Records from a dataset
+++
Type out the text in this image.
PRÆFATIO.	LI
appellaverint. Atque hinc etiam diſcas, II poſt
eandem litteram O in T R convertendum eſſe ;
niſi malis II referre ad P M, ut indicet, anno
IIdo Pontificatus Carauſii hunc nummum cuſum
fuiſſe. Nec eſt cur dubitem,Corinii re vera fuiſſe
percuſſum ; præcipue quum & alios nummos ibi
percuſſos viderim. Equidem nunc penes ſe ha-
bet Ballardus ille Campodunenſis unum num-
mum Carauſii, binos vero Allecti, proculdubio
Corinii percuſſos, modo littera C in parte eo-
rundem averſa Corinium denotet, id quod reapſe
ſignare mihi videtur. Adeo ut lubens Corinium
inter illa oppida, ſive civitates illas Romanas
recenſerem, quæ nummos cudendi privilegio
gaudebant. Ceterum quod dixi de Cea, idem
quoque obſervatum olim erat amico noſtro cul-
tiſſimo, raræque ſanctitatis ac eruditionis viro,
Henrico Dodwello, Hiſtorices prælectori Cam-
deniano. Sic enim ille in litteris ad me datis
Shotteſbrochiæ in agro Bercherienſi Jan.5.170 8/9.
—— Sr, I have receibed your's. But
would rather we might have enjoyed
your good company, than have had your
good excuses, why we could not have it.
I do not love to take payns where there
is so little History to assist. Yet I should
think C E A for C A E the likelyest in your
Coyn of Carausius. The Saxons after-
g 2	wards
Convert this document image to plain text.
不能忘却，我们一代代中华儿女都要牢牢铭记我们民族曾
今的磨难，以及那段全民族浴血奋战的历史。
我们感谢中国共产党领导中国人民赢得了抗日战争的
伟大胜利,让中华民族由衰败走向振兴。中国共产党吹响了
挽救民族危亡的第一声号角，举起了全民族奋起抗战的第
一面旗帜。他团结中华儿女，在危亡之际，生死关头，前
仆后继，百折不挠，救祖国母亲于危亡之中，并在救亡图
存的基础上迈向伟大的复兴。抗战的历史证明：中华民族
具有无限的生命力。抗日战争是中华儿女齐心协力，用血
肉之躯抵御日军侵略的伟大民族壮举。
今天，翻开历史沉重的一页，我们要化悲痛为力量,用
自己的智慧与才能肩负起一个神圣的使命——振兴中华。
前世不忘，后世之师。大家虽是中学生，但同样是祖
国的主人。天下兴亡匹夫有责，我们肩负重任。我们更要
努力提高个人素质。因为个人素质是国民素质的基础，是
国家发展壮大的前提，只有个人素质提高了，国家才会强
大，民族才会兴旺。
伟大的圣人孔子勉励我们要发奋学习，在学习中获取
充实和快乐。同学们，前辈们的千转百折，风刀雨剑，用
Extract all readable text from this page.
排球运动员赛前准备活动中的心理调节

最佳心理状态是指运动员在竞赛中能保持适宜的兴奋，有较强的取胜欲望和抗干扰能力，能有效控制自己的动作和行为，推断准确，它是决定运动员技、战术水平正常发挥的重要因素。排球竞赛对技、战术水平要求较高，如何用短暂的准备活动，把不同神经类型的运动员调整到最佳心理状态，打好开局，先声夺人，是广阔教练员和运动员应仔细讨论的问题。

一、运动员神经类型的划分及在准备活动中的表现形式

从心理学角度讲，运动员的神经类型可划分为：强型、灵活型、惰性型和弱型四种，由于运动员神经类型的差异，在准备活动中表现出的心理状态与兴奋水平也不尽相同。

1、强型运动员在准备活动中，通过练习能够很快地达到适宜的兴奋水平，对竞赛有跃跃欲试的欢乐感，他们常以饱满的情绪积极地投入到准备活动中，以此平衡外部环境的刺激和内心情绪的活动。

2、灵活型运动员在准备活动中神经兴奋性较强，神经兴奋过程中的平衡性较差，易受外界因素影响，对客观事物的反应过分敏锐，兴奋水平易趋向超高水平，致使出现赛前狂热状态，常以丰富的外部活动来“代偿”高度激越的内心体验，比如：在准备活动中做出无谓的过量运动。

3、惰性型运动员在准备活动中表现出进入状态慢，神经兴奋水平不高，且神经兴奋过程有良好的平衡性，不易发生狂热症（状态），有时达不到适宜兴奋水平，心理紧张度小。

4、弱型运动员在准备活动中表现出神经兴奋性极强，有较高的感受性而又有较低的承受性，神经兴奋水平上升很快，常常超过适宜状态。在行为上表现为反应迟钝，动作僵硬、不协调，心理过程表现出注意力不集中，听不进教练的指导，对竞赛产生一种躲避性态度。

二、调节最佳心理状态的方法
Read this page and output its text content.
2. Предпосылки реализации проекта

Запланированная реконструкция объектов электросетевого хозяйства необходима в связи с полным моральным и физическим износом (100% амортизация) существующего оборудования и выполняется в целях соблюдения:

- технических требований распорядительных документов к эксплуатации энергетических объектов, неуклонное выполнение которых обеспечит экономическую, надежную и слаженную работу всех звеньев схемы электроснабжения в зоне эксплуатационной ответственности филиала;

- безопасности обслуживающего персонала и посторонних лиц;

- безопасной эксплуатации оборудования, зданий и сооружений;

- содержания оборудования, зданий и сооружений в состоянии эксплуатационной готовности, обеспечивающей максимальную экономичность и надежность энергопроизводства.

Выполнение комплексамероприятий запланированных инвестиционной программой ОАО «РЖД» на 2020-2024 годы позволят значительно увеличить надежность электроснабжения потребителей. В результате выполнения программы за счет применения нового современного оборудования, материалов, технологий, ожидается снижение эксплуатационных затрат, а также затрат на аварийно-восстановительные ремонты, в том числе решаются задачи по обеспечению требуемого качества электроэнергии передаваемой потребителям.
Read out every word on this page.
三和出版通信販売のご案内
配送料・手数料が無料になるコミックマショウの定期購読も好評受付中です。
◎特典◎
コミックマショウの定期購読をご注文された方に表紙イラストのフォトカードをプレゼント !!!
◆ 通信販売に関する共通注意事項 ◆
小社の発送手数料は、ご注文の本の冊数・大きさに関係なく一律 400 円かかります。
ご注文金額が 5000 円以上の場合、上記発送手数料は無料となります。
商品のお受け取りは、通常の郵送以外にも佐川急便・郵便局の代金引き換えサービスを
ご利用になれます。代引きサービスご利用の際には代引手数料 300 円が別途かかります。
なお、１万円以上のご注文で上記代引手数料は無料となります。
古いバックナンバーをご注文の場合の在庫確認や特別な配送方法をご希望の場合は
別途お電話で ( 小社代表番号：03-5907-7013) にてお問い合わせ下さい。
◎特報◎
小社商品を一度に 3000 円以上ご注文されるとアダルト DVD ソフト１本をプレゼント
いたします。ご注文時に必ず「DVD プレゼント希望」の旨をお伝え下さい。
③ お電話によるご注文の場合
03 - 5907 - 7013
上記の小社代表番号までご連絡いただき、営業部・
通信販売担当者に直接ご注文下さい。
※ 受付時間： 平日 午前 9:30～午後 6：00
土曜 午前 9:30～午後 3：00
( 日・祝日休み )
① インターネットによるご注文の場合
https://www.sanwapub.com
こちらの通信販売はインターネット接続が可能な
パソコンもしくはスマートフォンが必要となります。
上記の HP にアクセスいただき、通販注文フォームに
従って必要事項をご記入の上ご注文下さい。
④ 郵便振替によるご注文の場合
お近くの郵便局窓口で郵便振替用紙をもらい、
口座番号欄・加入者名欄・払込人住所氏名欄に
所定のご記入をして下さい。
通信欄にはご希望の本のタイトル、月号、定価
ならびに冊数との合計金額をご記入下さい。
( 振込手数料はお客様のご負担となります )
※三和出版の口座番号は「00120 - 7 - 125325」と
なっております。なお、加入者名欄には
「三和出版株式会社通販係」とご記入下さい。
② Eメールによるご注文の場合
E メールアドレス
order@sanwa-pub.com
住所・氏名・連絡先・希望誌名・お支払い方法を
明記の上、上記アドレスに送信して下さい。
+++
▶ **TO BE DONE**: Transcribe all of the lines in the records precisely.

▶ **ANSWER IN FULL**:
Type out the text in this image.
PRÆFATIO.	LI
appellaverint. Atque hinc etiam diſcas, II poſt
eandem litteram O in T R convertendum eſſe ;
niſi malis II referre ad P M, ut indicet, anno
IIdo Pontificatus Carauſii hunc nummum cuſum
fuiſſe. Nec eſt cur dubitem,Corinii re vera fuiſſe
percuſſum ; præcipue quum & alios nummos ibi
percuſſos viderim. Equidem nunc penes ſe ha-
bet Ballardus ille Campodunenſis unum num-
mum Carauſii, binos vero Allecti, proculdubio
Corinii percuſſos, modo littera C in parte eo-
rundem averſa Corinium denotet, id quod reapſe
ſignare mihi videtur. Adeo ut lubens Corinium
inter illa oppida, ſive civitates illas Romanas
recenſerem, quæ nummos cudendi privilegio
gaudebant. Ceterum quod dixi de Cea, idem
quoque obſervatum olim erat amico noſtro cul-
tiſſimo, raræque ſanctitatis ac eruditionis viro,
Henrico Dodwello, Hiſtorices prælectori Cam-
deniano. Sic enim ille in litteris ad me datis
Shotteſbrochiæ in agro Bercherienſi Jan.5.170 8/9.
—— Sr, I have receibed your's. But
would rather we might have enjoyed
your good company, than have had your
good excuses, why we could not have it.
I do not love to take payns where there
is so little History to assist. Yet I should
think C E A for C A E the likelyest in your
Coyn of Carausius. The Saxons after-
g 2	wards
Convert this document image to plain text.
不能忘却，我们一代代中华儿女都要牢牢铭记我们民族曾
今的磨难，以及那段全民族浴血奋战的历史。
我们感谢中国共产党领导中国人民赢得了抗日战争的
伟大胜利,让中华民族由衰败走向振兴。中国共产党吹响了
挽救民族危亡的第一声号角，举起了全民族奋起抗战的第
一面旗帜。他团结中华儿女，在危亡之际，生死关头，前
仆后继，百折不挠，救祖国母亲于危亡之中，并在救亡图
存的基础上迈向伟大的复兴。抗战的历史证明：中华民族
具有无限的生命力。抗日战争是中华儿女齐心协力，用血
肉之躯抵御日军侵略的伟大民族壮举。
今天，翻开历史沉重的一页，我们要化悲痛为力量,用
自己的智慧与才能肩负起一个神圣的使命——振兴中华。
前世不忘，后世之师。大家虽是中学生，但同样是祖
国的主人。天下兴亡匹夫有责，我们肩负重任。我们更要
努力提高个人素质。因为个人素质是国民素质的基础，是
国家发展壮大的前提，只有个人素质提高了，国家才会强
大，民族才会兴旺。
伟大的圣人孔子勉励我们要发奋学习，在学习中获取
充实和快乐。同学们，前辈们的千转百折，风刀雨剑，用
Extract all readable text from this page.
排球运动员赛前准备活动中的心理调节

最佳心理状态是指运动员在竞赛中能保持适宜的兴奋，有较强的取胜欲望和抗干扰能力，能有效控制自己的动作和行为，推断准确，它是决定运动员技、战术水平正常发挥的重要因素。排球竞赛对技、战术水平要求较高，如何用短暂的准备活动，把不同神经类型的运动员调整到最佳心理状态，打好开局，先声夺人，是广阔教练员和运动员应仔细讨论的问题。

一、运动员神经类型的划分及在准备活动中的表现形式

从心理学角度讲，运动员的神经类型可划分为：强型、灵活型、惰性型和弱型四种，由于运动员神经类型的差异，在准备活动中表现出的心理状态与兴奋水平也不尽相同。

1、强型运动员在准备活动中，通过练习能够很快地达到适宜的兴奋水平，对竞赛有跃跃欲试的欢乐感，他们常以饱满的情绪积极地投入到准备活动中，以此平衡外部环境的刺激和内心情绪的活动。

2、灵活型运动员在准备活动中神经兴奋性较强，神经兴奋过程中的平衡性较差，易受外界因素影响，对客观事物的反应过分敏锐，兴奋水平易趋向超高水平，致使出现赛前狂热状态，常以丰富的外部活动来“代偿”高度激越的内心体验，比如：在准备活动中做出无谓的过量运动。

3、惰性型运动员在准备活动中表现出进入状态慢，神经兴奋水平不高，且神经兴奋过程有良好的平衡性，不易发生狂热症（状态），有时达不到适宜兴奋水平，心理紧张度小。

4、弱型运动员在准备活动中表现出神经兴奋性极强，有较高的感受性而又有较低的承受性，神经兴奋水平上升很快，常常超过适宜状态。在行为上表现为反应迟钝，动作僵硬、不协调，心理过程表现出注意力不集中，听不进教练的指导，对竞赛产生一种躲避性态度。

二、调节最佳心理状态的方法
Read this page and output its text content.
2. Предпосылки реализации проекта

Запланированная реконструкция объектов электросетевого хозяйства необходима в связи с полным моральным и физическим износом (100% амортизация) существующего оборудования и выполняется в целях соблюдения:

- технических требований распорядительных документов к эксплуатации энергетических объектов, неуклонное выполнение которых обеспечит экономическую, надежную и слаженную работу всех звеньев схемы электроснабжения в зоне эксплуатационной ответственности филиала;

- безопасности обслуживающего персонала и посторонних лиц;

- безопасной эксплуатации оборудования, зданий и сооружений;

- содержания оборудования, зданий и сооружений в состоянии эксплуатационной готовности, обеспечивающей максимальную экономичность и надежность энергопроизводства.

Выполнение комплексамероприятий запланированных инвестиционной программой ОАО «РЖД» на 2020-2024 годы позволят значительно увеличить надежность электроснабжения потребителей. В результате выполнения программы за счет применения нового современного оборудования, материалов, технологий, ожидается снижение эксплуатационных затрат, а также затрат на аварийно-восстановительные ремонты, в том числе решаются задачи по обеспечению требуемого качества электроэнергии передаваемой потребителям.
Read out every word on this page.
三和出版通信販売のご案内
配送料・手数料が無料になるコミックマショウの定期購読も好評受付中です。
◎特典◎
コミックマショウの定期購読をご注文された方に表紙イラストのフォトカードをプレゼント !!!
◆ 通信販売に関する共通注意事項 ◆
小社の発送手数料は、ご注文の本の冊数・大きさに関係なく一律 400 円かかります。
ご注文金額が 5000 円以上の場合、上記発送手数料は無料となります。
商品のお受け取りは、通常の郵送以外にも佐川急便・郵便局の代金引き換えサービスを
ご利用になれます。代引きサービスご利用の際には代引手数料 300 円が別途かかります。
なお、１万円以上のご注文で上記代引手数料は無料となります。
古いバックナンバーをご注文の場合の在庫確認や特別な配送方法をご希望の場合は
別途お電話で ( 小社代表番号：03-5907-7013) にてお問い合わせ下さい。
◎特報◎
小社商品を一度に 3000 円以上ご注文されるとアダルト DVD ソフト１本をプレゼント
いたします。ご注文時に必ず「DVD プレゼント希望」の旨をお伝え下さい。
③ お電話によるご注文の場合
03 - 5907 - 7013
上記の小社代表番号までご連絡いただき、営業部・
通信販売担当者に直接ご注文下さい。
※ 受付時間： 平日 午前 9:30～午後 6：00
土曜 午前 9:30～午後 3：00
( 日・祝日休み )
① インターネットによるご注文の場合
https://www.sanwapub.com
こちらの通信販売はインターネット接続が可能な
パソコンもしくはスマートフォンが必要となります。
上記の HP にアクセスいただき、通販注文フォームに
従って必要事項をご記入の上ご注文下さい。
④ 郵便振替によるご注文の場合
お近くの郵便局窓口で郵便振替用紙をもらい、
口座番号欄・加入者名欄・払込人住所氏名欄に
所定のご記入をして下さい。
通信欄にはご希望の本のタイトル、月号、定価
ならびに冊数との合計金額をご記入下さい。
( 振込手数料はお客様のご負担となります )
※三和出版の口座番号は「00120 - 7 - 125325」と
なっております。なお、加入者名欄には
「三和出版株式会社通販係」とご記入下さい。
② Eメールによるご注文の場合
E メールアドレス
order@sanwa-pub.com
住所・氏名・連絡先・希望誌名・お支払い方法を
明記の上、上記アドレスに送信して下さい。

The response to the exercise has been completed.